[Records]
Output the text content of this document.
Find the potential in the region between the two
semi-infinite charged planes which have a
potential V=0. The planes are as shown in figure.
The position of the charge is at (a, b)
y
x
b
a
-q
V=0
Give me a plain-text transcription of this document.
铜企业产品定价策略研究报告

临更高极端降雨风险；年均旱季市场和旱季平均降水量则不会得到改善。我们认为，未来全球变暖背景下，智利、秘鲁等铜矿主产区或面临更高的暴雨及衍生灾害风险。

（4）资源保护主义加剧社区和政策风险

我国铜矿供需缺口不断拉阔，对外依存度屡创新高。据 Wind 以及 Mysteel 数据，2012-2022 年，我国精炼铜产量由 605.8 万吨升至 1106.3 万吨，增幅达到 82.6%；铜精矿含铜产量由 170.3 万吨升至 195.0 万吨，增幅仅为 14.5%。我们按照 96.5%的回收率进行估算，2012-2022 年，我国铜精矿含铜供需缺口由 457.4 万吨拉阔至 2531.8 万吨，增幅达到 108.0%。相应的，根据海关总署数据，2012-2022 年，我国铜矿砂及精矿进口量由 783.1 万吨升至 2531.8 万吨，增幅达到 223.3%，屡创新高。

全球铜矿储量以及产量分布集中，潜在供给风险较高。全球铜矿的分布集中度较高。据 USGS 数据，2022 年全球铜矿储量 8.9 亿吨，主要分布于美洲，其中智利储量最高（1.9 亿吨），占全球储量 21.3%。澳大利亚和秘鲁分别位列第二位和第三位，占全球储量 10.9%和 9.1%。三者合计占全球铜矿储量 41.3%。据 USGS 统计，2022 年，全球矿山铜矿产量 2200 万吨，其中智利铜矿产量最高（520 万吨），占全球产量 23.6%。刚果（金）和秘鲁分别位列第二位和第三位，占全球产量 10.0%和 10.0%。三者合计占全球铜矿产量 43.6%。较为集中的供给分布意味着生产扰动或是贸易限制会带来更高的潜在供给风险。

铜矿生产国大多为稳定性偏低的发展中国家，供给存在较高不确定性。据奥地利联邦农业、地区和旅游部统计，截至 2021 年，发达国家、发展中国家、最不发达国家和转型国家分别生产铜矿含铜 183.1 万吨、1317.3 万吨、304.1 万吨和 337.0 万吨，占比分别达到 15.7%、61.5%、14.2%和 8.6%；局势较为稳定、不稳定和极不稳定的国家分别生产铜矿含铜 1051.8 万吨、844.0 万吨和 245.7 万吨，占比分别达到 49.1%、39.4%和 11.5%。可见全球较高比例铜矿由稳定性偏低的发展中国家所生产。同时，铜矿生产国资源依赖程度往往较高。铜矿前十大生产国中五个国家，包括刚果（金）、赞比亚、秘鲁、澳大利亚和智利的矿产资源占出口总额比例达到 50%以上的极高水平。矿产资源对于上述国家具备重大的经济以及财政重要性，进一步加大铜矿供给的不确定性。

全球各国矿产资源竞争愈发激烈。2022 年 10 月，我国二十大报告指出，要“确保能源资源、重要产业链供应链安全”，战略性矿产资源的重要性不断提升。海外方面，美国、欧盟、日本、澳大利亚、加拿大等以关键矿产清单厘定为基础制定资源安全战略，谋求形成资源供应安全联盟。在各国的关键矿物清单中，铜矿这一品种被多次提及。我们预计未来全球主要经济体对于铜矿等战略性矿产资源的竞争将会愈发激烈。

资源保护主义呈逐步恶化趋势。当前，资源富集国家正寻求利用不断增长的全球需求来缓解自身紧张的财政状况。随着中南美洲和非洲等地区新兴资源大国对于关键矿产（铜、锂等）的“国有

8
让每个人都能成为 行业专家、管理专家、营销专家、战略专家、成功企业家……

WHAT YOU HAVE TO DO: Through the last line of the entries above, beginning at the line containing "Give me a plain-text", transcribe each line exactly, both ends included and nothing more.

EXPECTED ANSWER:
Give me a plain-text transcription of this document.
铜企业产品定价策略研究报告

临更高极端降雨风险；年均旱季市场和旱季平均降水量则不会得到改善。我们认为，未来全球变暖背景下，智利、秘鲁等铜矿主产区或面临更高的暴雨及衍生灾害风险。

（4）资源保护主义加剧社区和政策风险

我国铜矿供需缺口不断拉阔，对外依存度屡创新高。据 Wind 以及 Mysteel 数据，2012-2022 年，我国精炼铜产量由 605.8 万吨升至 1106.3 万吨，增幅达到 82.6%；铜精矿含铜产量由 170.3 万吨升至 195.0 万吨，增幅仅为 14.5%。我们按照 96.5%的回收率进行估算，2012-2022 年，我国铜精矿含铜供需缺口由 457.4 万吨拉阔至 2531.8 万吨，增幅达到 108.0%。相应的，根据海关总署数据，2012-2022 年，我国铜矿砂及精矿进口量由 783.1 万吨升至 2531.8 万吨，增幅达到 223.3%，屡创新高。

全球铜矿储量以及产量分布集中，潜在供给风险较高。全球铜矿的分布集中度较高。据 USGS 数据，2022 年全球铜矿储量 8.9 亿吨，主要分布于美洲，其中智利储量最高（1.9 亿吨），占全球储量 21.3%。澳大利亚和秘鲁分别位列第二位和第三位，占全球储量 10.9%和 9.1%。三者合计占全球铜矿储量 41.3%。据 USGS 统计，2022 年，全球矿山铜矿产量 2200 万吨，其中智利铜矿产量最高（520 万吨），占全球产量 23.6%。刚果（金）和秘鲁分别位列第二位和第三位，占全球产量 10.0%和 10.0%。三者合计占全球铜矿产量 43.6%。较为集中的供给分布意味着生产扰动或是贸易限制会带来更高的潜在供给风险。

铜矿生产国大多为稳定性偏低的发展中国家，供给存在较高不确定性。据奥地利联邦农业、地区和旅游部统计，截至 2021 年，发达国家、发展中国家、最不发达国家和转型国家分别生产铜矿含铜 183.1 万吨、1317.3 万吨、304.1 万吨和 337.0 万吨，占比分别达到 15.7%、61.5%、14.2%和 8.6%；局势较为稳定、不稳定和极不稳定的国家分别生产铜矿含铜 1051.8 万吨、844.0 万吨和 245.7 万吨，占比分别达到 49.1%、39.4%和 11.5%。可见全球较高比例铜矿由稳定性偏低的发展中国家所生产。同时，铜矿生产国资源依赖程度往往较高。铜矿前十大生产国中五个国家，包括刚果（金）、赞比亚、秘鲁、澳大利亚和智利的矿产资源占出口总额比例达到 50%以上的极高水平。矿产资源对于上述国家具备重大的经济以及财政重要性，进一步加大铜矿供给的不确定性。

全球各国矿产资源竞争愈发激烈。2022 年 10 月，我国二十大报告指出，要“确保能源资源、重要产业链供应链安全”，战略性矿产资源的重要性不断提升。海外方面，美国、欧盟、日本、澳大利亚、加拿大等以关键矿产清单厘定为基础制定资源安全战略，谋求形成资源供应安全联盟。在各国的关键矿物清单中，铜矿这一品种被多次提及。我们预计未来全球主要经济体对于铜矿等战略性矿产资源的竞争将会愈发激烈。

资源保护主义呈逐步恶化趋势。当前，资源富集国家正寻求利用不断增长的全球需求来缓解自身紧张的财政状况。随着中南美洲和非洲等地区新兴资源大国对于关键矿产（铜、锂等）的“国有

8
让每个人都能成为 行业专家、管理专家、营销专家、战略专家、成功企业家……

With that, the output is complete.